Text under study:
□ □ □ □
With regard to the memory usage, here's a perlified version of this python answer. Instead of striking out the numbers from a big up front array of all the integers, it tracks which primes are divisors of non-prime numbers, and then masks out the next non-prime number after each iteration. This means that you can generate as many primes as you have precision for without using all the RAM, or any more memory than you have to. More code and more indirection makes this version slower than what you have already though.

#!/usr/bin/perl

use warnings;
use strict;

sub get() {
    my $this = shift;
    if ($this->{next} == 2) {
        $this->{next} = 3;
        return 2;
    }
    while (1) {
        my $next = $this->{next};
        $this->{next} += 2;
        if (not exists $this->{used}{$next}) {
            $this->{used}{$next * $next} = [$next];
            return $next;
        } else {
            foreach my $x (@{$this->{used}{$next}}) {
                push (@{$this->{used}{$next + $x}}, $x);
            }
            delete $this->{used}{$next};
        }
    }
}

sub buildSieve {
    my $this = {
        "used" => {},
        "next" => 2,
    };
    bless $this;
    return $this;
}

my $sieve = buildSieve();

foreach $_ (1..100) {
    print $sieve->get()."\n";
}

You should be able to combine the better algorithm with the more memory efficient generative version above to come up with a good solution though.

If you want to see how the algorithm works in detail, it's quite instructive to use Data::Dumper; and print out $sieve in between each call to get().
□ □ □ □
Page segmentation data
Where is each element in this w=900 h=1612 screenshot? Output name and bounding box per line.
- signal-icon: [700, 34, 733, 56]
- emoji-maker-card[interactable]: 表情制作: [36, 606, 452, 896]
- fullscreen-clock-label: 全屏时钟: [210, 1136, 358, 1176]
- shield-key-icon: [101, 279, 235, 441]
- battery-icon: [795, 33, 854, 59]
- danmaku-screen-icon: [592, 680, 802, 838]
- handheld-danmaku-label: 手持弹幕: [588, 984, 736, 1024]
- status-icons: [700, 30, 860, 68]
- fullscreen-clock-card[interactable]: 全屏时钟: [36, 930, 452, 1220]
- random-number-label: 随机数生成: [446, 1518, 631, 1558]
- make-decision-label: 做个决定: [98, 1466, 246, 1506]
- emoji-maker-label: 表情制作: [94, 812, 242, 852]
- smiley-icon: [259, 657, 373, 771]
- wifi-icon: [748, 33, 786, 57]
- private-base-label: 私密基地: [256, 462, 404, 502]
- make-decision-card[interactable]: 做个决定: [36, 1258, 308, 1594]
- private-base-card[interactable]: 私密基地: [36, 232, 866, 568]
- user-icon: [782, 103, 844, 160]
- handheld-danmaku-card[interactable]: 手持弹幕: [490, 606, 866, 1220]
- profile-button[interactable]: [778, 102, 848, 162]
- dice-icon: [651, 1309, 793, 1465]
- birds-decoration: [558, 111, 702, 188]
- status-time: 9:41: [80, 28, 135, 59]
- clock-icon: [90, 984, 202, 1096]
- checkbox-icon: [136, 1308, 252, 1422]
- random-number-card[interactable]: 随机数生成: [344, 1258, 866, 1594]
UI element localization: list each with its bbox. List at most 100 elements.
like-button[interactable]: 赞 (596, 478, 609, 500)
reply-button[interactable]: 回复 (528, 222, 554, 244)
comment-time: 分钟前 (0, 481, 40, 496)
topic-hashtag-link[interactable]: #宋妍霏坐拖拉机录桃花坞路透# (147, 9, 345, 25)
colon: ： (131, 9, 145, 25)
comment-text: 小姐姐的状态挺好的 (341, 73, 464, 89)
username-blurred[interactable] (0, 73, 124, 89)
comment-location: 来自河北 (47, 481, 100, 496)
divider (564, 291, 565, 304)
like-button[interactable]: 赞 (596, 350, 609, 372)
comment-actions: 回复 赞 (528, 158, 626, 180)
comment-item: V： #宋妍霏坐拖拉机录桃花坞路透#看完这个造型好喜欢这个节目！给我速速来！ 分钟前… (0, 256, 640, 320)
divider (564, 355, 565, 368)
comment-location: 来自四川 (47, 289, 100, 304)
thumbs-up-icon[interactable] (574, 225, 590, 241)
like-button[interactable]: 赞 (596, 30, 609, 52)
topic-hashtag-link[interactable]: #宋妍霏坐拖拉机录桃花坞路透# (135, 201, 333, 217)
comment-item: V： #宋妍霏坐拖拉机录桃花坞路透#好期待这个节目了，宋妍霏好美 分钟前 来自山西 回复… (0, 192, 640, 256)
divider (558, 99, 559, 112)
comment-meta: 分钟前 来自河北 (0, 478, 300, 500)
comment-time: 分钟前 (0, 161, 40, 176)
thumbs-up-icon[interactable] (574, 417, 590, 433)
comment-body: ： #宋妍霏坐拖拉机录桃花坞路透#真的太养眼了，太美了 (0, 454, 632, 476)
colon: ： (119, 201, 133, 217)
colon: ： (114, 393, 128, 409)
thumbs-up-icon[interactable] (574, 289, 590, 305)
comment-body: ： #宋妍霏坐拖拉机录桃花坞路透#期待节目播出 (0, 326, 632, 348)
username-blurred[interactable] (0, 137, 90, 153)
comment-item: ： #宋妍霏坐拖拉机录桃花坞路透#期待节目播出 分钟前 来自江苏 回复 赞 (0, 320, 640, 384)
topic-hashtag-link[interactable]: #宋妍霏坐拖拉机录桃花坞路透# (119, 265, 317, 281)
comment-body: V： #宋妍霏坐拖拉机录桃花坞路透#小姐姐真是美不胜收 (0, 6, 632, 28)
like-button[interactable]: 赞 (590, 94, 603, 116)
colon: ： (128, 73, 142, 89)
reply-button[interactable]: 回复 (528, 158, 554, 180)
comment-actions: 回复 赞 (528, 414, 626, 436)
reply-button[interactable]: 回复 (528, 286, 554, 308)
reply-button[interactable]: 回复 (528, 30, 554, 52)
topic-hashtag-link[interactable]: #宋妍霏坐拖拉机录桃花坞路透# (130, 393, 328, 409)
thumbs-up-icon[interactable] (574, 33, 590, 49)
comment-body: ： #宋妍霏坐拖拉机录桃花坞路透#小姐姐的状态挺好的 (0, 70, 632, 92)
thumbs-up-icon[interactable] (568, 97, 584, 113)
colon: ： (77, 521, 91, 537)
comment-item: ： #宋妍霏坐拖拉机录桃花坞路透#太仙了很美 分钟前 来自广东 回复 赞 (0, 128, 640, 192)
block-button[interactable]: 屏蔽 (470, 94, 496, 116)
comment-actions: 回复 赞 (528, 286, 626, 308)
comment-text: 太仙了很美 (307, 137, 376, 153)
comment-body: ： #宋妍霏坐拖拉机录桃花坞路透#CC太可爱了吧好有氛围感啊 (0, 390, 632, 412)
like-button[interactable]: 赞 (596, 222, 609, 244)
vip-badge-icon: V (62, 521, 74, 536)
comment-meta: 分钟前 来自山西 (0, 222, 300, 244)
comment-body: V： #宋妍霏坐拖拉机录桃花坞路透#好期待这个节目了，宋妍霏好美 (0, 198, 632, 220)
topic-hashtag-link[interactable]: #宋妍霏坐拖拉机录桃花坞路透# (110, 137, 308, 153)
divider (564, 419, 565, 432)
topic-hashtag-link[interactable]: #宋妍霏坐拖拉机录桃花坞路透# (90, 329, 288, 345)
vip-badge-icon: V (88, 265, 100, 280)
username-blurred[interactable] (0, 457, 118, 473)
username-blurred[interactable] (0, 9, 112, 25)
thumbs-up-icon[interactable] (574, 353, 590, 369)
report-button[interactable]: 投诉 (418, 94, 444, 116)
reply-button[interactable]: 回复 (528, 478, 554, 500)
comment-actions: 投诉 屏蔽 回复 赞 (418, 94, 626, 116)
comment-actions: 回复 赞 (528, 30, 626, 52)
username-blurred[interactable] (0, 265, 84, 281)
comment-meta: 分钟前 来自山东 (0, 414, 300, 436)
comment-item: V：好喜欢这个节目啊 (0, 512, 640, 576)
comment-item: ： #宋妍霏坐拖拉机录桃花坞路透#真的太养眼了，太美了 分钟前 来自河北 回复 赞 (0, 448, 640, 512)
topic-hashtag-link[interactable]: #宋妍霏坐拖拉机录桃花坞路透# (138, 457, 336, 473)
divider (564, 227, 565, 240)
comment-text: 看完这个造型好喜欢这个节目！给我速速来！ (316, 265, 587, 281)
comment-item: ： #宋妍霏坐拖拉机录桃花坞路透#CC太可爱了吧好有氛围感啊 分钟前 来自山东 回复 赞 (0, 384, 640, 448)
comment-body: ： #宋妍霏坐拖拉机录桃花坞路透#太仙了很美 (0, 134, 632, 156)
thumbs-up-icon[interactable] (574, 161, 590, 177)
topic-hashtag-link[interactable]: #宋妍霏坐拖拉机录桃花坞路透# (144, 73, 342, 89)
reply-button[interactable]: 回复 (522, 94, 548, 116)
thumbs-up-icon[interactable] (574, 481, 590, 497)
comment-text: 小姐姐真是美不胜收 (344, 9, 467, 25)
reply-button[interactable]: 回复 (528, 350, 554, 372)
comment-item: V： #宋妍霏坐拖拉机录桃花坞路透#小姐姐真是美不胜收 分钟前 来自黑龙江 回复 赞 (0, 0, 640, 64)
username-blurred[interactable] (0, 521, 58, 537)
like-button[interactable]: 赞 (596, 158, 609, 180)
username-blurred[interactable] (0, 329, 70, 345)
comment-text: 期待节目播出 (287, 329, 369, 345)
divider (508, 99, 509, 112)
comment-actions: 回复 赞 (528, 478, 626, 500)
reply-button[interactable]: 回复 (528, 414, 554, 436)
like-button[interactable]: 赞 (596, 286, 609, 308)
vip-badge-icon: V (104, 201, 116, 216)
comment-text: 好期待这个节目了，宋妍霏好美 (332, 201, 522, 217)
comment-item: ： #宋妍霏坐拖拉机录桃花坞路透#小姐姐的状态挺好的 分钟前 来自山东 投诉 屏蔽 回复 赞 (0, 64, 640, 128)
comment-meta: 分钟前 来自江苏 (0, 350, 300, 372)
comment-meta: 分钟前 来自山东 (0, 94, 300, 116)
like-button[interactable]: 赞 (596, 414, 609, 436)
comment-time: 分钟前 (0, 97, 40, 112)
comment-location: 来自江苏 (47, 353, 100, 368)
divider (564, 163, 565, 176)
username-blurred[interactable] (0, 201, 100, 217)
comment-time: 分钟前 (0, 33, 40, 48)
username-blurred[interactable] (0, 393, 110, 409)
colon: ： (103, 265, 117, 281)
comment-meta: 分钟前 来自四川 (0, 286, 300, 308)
□ □ □ □
Exercise instructions:
1. From the prime sieve text, repeat everything from "With regard to" down to "have already though.".
2. Answer these about the prime sieve text:
(a) Which language was the answer that this Perl version adapts written in?
(b) What value is "next" given when the sieve is built?
(c) Which module does the text suggest for printing out $sieve between calls to get()?

Numbered responses:
1.
With regard to the memory usage, here's a perlified version of this python answer. Instead of striking out the numbers from a big up front array of all the integers, it tracks which primes are divisors of non-prime numbers, and then masks out the next non-prime number after each iteration. This means that you can generate as many primes as you have precision for without using all the RAM, or any more memory than you have to. More code and more indirection makes this version slower than what you have already though.

2.
(a) Python
(b) 2
(c) Data::Dumper